Task details. From the entries that follow, gather each line holding the word "Gaetano".

Records to use.
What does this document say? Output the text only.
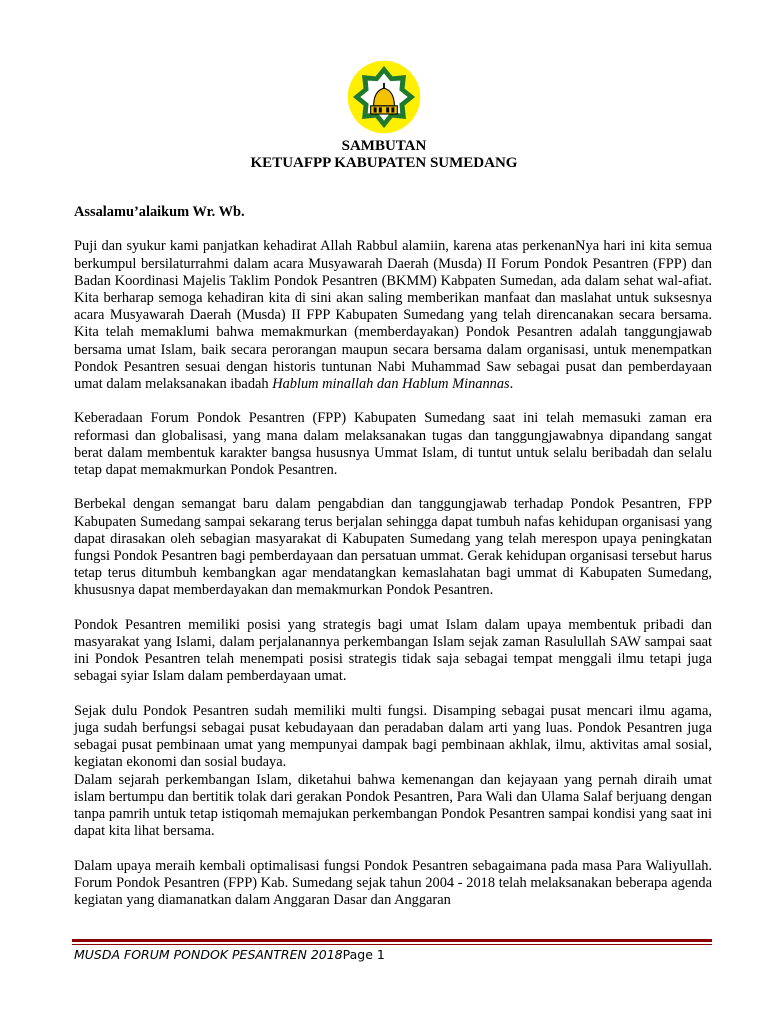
SAMBUTAN
KETUAFPP KABUPATEN SUMEDANG

Assalamu’alaikum Wr. Wb.

Puji dan syukur kami panjatkan kehadirat Allah Rabbul alamiin, karena atas perkenanNya hari ini kita semua berkumpul bersilaturrahmi dalam acara Musyawarah Daerah (Musda) II Forum Pondok Pesantren (FPP) dan Badan Koordinasi Majelis Taklim Pondok Pesantren (BKMM) Kabpaten Sumedan, ada dalam sehat wal-afiat. Kita berharap semoga kehadiran kita di sini akan saling memberikan manfaat dan maslahat untuk suksesnya acara Musyawarah Daerah (Musda) II FPP Kabupaten Sumedang yang telah direncanakan secara bersama. Kita telah memaklumi bahwa memakmurkan (memberdayakan) Pondok Pesantren adalah tanggungjawab bersama umat Islam, baik secara perorangan maupun secara bersama dalam organisasi, untuk menempatkan Pondok Pesantren sesuai dengan historis tuntunan Nabi Muhammad Saw sebagai pusat dan pemberdayaan umat dalam melaksanakan ibadah Hablum minallah dan Hablum Minannas.

Keberadaan Forum Pondok Pesantren (FPP) Kabupaten Sumedang saat ini telah memasuki zaman era reformasi dan globalisasi, yang mana dalam melaksanakan tugas dan tanggungjawabnya dipandang sangat berat dalam membentuk karakter bangsa hususnya Ummat Islam, di tuntut untuk selalu beribadah dan selalu tetap dapat memakmurkan Pondok Pesantren.

Berbekal dengan semangat baru dalam pengabdian dan tanggungjawab terhadap Pondok Pesantren, FPP Kabupaten Sumedang sampai sekarang terus berjalan sehingga dapat tumbuh nafas kehidupan organisasi yang dapat dirasakan oleh sebagian masyarakat di Kabupaten Sumedang yang telah merespon upaya peningkatan fungsi Pondok Pesantren bagi pemberdayaan dan persatuan ummat. Gerak kehidupan organisasi tersebut harus tetap terus ditumbuh kembangkan agar mendatangkan kemaslahatan bagi ummat di Kabupaten Sumedang, khususnya dapat memberdayakan dan memakmurkan Pondok Pesantren.

Pondok Pesantren memiliki posisi yang strategis bagi umat Islam dalam upaya membentuk pribadi dan masyarakat yang Islami, dalam perjalanannya perkembangan Islam sejak zaman Rasulullah SAW sampai saat ini Pondok Pesantren telah menempati posisi strategis tidak saja sebagai tempat menggali ilmu tetapi juga sebagai syiar Islam dalam pemberdayaan umat.

Sejak dulu Pondok Pesantren sudah memiliki multi fungsi. Disamping sebagai pusat mencari ilmu agama, juga sudah berfungsi sebagai pusat kebudayaan dan peradaban dalam arti yang luas. Pondok Pesantren juga sebagai pusat pembinaan umat yang mempunyai dampak bagi pembinaan akhlak, ilmu, aktivitas amal sosial, kegiatan ekonomi dan sosial budaya.

Dalam sejarah perkembangan Islam, diketahui bahwa kemenangan dan kejayaan yang pernah diraih umat islam bertumpu dan bertitik tolak dari gerakan Pondok Pesantren, Para Wali dan Ulama Salaf berjuang dengan tanpa pamrih untuk tetap istiqomah memajukan perkembangan Pondok Pesantren sampai kondisi yang saat ini dapat kita lihat bersama.

Dalam upaya meraih kembali optimalisasi fungsi Pondok Pesantren sebagaimana pada masa Para Waliyullah. Forum Pondok Pesantren (FPP) Kab. Sumedang sejak tahun 2004 - 2018 telah melaksanakan beberapa agenda kegiatan yang diamanatkan dalam Anggaran Dasar dan Anggaran

MUSDA FORUM PONDOK PESANTREN 2018Page 1
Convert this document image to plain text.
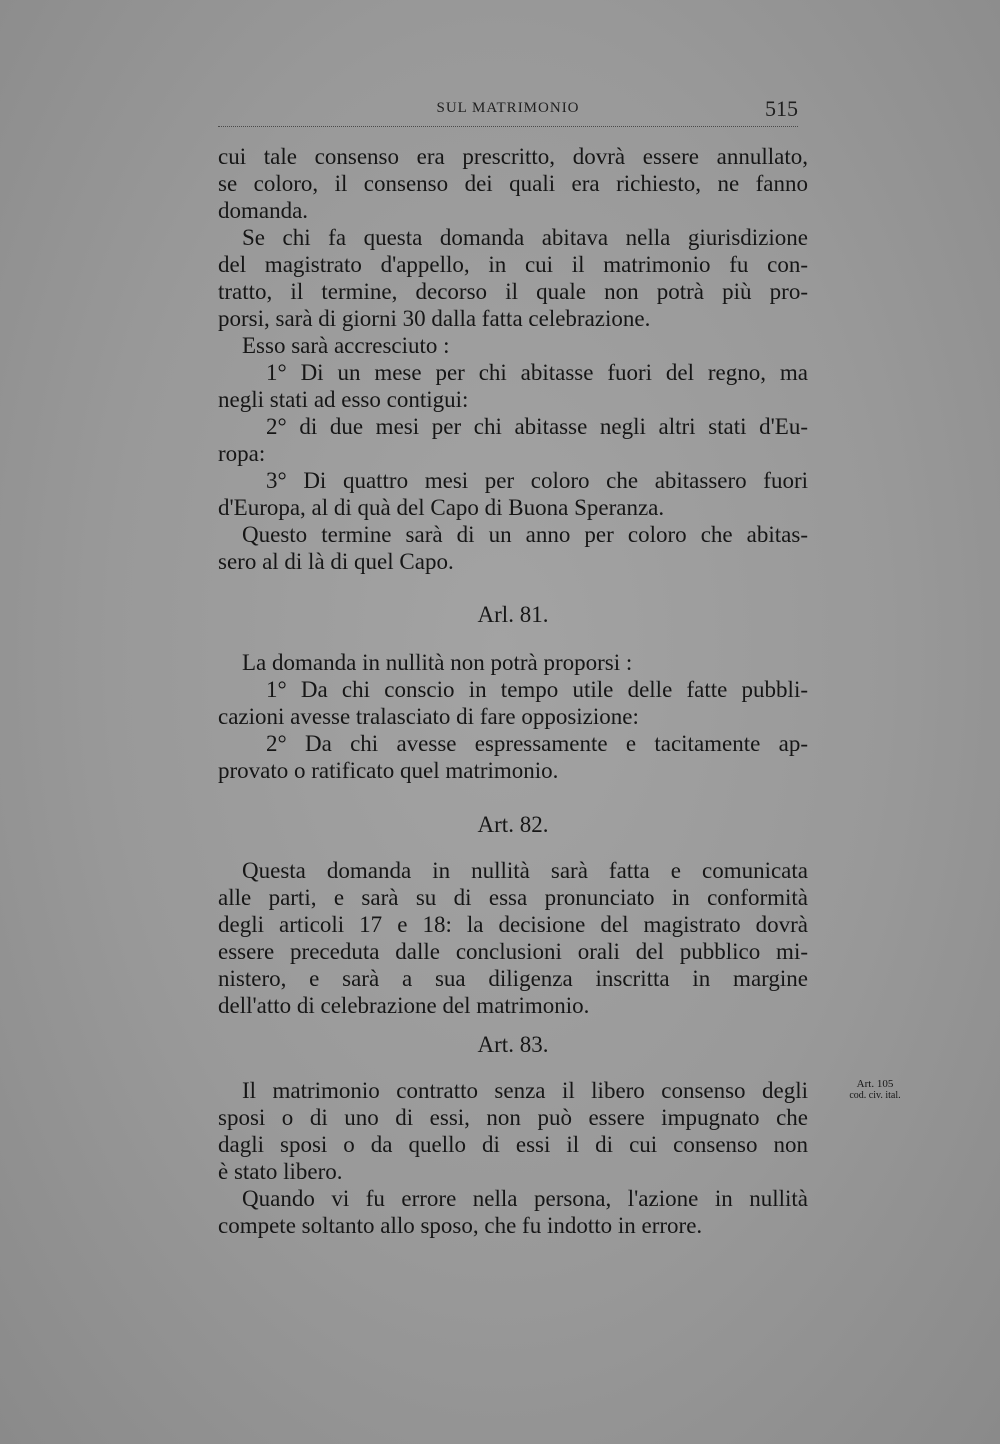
SUL MATRIMONIO	515
cui tale consenso era prescritto, dovrà essere annullato,
se coloro, il consenso dei quali era richiesto, ne fanno
domanda.
Se chi fa questa domanda abitava nella giurisdizione
del magistrato d'appello, in cui il matrimonio fu con-
tratto, il termine, decorso il quale non potrà più pro-
porsi, sarà di giorni 30 dalla fatta celebrazione.
Esso sarà accresciuto :
1° Di un mese per chi abitasse fuori del regno, ma
negli stati ad esso contigui:
2° di due mesi per chi abitasse negli altri stati d'Eu-
ropa:
3° Di quattro mesi per coloro che abitassero fuori
d'Europa, al di quà del Capo di Buona Speranza.
Questo termine sarà di un anno per coloro che abitas-
sero al di là di quel Capo.
Arl. 81.
La domanda in nullità non potrà proporsi :
1° Da chi conscio in tempo utile delle fatte pubbli-
cazioni avesse tralasciato di fare opposizione:
2° Da chi avesse espressamente e tacitamente ap-
provato o ratificato quel matrimonio.
Art. 82.
Questa domanda in nullità sarà fatta e comunicata
alle parti, e sarà su di essa pronunciato in conformità
degli articoli 17 e 18: la decisione del magistrato dovrà
essere preceduta dalle conclusioni orali del pubblico mi-
nistero, e sarà a sua diligenza inscritta in margine
dell'atto di celebrazione del matrimonio.
Art. 83.
Il matrimonio contratto senza il libero consenso degli
sposi o di uno di essi, non può essere impugnato che
dagli sposi o da quello di essi il di cui consenso non
è stato libero.
Quando vi fu errore nella persona, l'azione in nullità
compete soltanto allo sposo, che fu indotto in errore.
Art. 105
cod. civ. ital.
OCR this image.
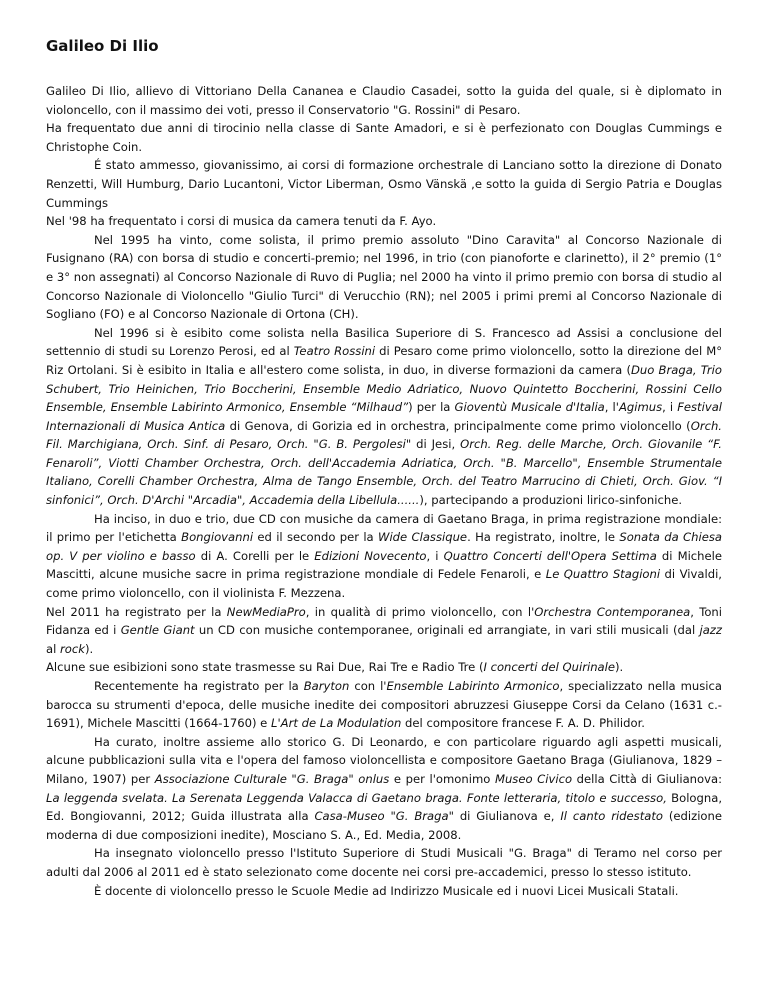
Galileo Di Ilio

Galileo Di Ilio, allievo di Vittoriano Della Cananea e Claudio Casadei, sotto la guida del quale, si è diplomato in violoncello, con il massimo dei voti, presso il Conservatorio "G. Rossini" di Pesaro.

Ha frequentato due anni di tirocinio nella classe di Sante Amadori, e si è perfezionato con Douglas Cummings e Christophe Coin.

É stato ammesso, giovanissimo, ai corsi di formazione orchestrale di Lanciano sotto la direzione di Donato Renzetti, Will Humburg, Dario Lucantoni, Victor Liberman, Osmo Vänskä ,e sotto la guida di Sergio Patria e Douglas Cummings

Nel '98 ha frequentato i corsi di musica da camera tenuti da F. Ayo.

Nel 1995 ha vinto, come solista, il primo premio assoluto "Dino Caravita" al Concorso Nazionale di Fusignano (RA) con borsa di studio e concerti-premio; nel 1996, in trio (con pianoforte e clarinetto), il 2° premio (1° e 3° non assegnati) al Concorso Nazionale di Ruvo di Puglia; nel 2000 ha vinto il primo premio con borsa di studio al Concorso Nazionale di Violoncello "Giulio Turci" di Verucchio (RN); nel 2005 i primi premi al Concorso Nazionale di Sogliano (FO) e al Concorso Nazionale di Ortona (CH).

Nel 1996 si è esibito come solista nella Basilica Superiore di S. Francesco ad Assisi a conclusione del settennio di studi su Lorenzo Perosi, ed al Teatro Rossini di Pesaro come primo violoncello, sotto la direzione del M° Riz Ortolani. Si è esibito in Italia e all'estero come solista, in duo, in diverse formazioni da camera (Duo Braga, Trio Schubert, Trio Heinichen, Trio Boccherini, Ensemble Medio Adriatico, Nuovo Quintetto Boccherini, Rossini Cello Ensemble, Ensemble Labirinto Armonico, Ensemble “Milhaud”) per la Gioventù Musicale d'Italia, l'Agimus, i Festival Internazionali di Musica Antica di Genova, di Gorizia ed in orchestra, principalmente come primo violoncello (Orch. Fil. Marchigiana, Orch. Sinf. di Pesaro, Orch. "G. B. Pergolesi" di Jesi, Orch. Reg. delle Marche, Orch. Giovanile “F. Fenaroli”, Viotti Chamber Orchestra, Orch. dell'Accademia Adriatica, Orch. "B. Marcello", Ensemble Strumentale Italiano, Corelli Chamber Orchestra, Alma de Tango Ensemble, Orch. del Teatro Marrucino di Chieti, Orch. Giov. “I sinfonici”, Orch. D'Archi "Arcadia", Accademia della Libellula......), partecipando a produzioni lirico-sinfoniche.

Ha inciso, in duo e trio, due CD con musiche da camera di Gaetano Braga, in prima registrazione mondiale: il primo per l'etichetta Bongiovanni ed il secondo per la Wide Classique. Ha registrato, inoltre, le Sonata da Chiesa op. V per violino e basso di A. Corelli per le Edizioni Novecento, i Quattro Concerti dell'Opera Settima di Michele Mascitti, alcune musiche sacre in prima registrazione mondiale di Fedele Fenaroli, e Le Quattro Stagioni di Vivaldi, come primo violoncello, con il violinista F. Mezzena.

Nel 2011 ha registrato per la NewMediaPro, in qualità di primo violoncello, con l'Orchestra Contemporanea, Toni Fidanza ed i Gentle Giant un CD con musiche contemporanee, originali ed arrangiate, in vari stili musicali (dal jazz al rock).

Alcune sue esibizioni sono state trasmesse su Rai Due, Rai Tre e Radio Tre (I concerti del Quirinale).

Recentemente ha registrato per la Baryton con l'Ensemble Labirinto Armonico, specializzato nella musica barocca su strumenti d'epoca, delle musiche inedite dei compositori abruzzesi Giuseppe Corsi da Celano (1631 c.- 1691), Michele Mascitti (1664-1760) e L'Art de La Modulation del compositore francese F. A. D. Philidor.

Ha curato, inoltre assieme allo storico G. Di Leonardo, e con particolare riguardo agli aspetti musicali, alcune pubblicazioni sulla vita e l'opera del famoso violoncellista e compositore Gaetano Braga (Giulianova, 1829 – Milano, 1907) per Associazione Culturale "G. Braga" onlus e per l'omonimo Museo Civico della Città di Giulianova: La leggenda svelata. La Serenata Leggenda Valacca di Gaetano braga. Fonte letteraria, titolo e successo, Bologna, Ed. Bongiovanni, 2012; Guida illustrata alla Casa-Museo "G. Braga" di Giulianova e, Il canto ridestato (edizione moderna di due composizioni inedite), Mosciano S. A., Ed. Media, 2008.

Ha insegnato violoncello presso l'Istituto Superiore di Studi Musicali "G. Braga" di Teramo nel corso per adulti dal 2006 al 2011 ed è stato selezionato come docente nei corsi pre-accademici, presso lo stesso istituto.

È docente di violoncello presso le Scuole Medie ad Indirizzo Musicale ed i nuovi Licei Musicali Statali.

Full answer.
Ha inciso, in duo e trio, due CD con musiche da camera di Gaetano Braga, in prima registrazione mondiale: il primo per l'etichetta Bongiovanni ed il secondo per la Wide Classique. Ha registrato, inoltre, le Sonata da Chiesa op. V per violino e basso di A. Corelli per le Edizioni Novecento, i Quattro Concerti dell'Opera Settima di Michele Mascitti, alcune musiche sacre in prima registrazione mondiale di Fedele Fenaroli, e Le Quattro Stagioni di Vivaldi, come primo violoncello, con il violinista F. Mezzena.
Ha curato, inoltre assieme allo storico G. Di Leonardo, e con particolare riguardo agli aspetti musicali, alcune pubblicazioni sulla vita e l'opera del famoso violoncellista e compositore Gaetano Braga (Giulianova, 1829 – Milano, 1907) per Associazione Culturale "G. Braga" onlus e per l'omonimo Museo Civico della Città di Giulianova: La leggenda svelata. La Serenata Leggenda Valacca di Gaetano braga. Fonte letteraria, titolo e successo, Bologna, Ed. Bongiovanni, 2012; Guida illustrata alla Casa-Museo "G. Braga" di Giulianova e, Il canto ridestato (edizione moderna di due composizioni inedite), Mosciano S. A., Ed. Media, 2008.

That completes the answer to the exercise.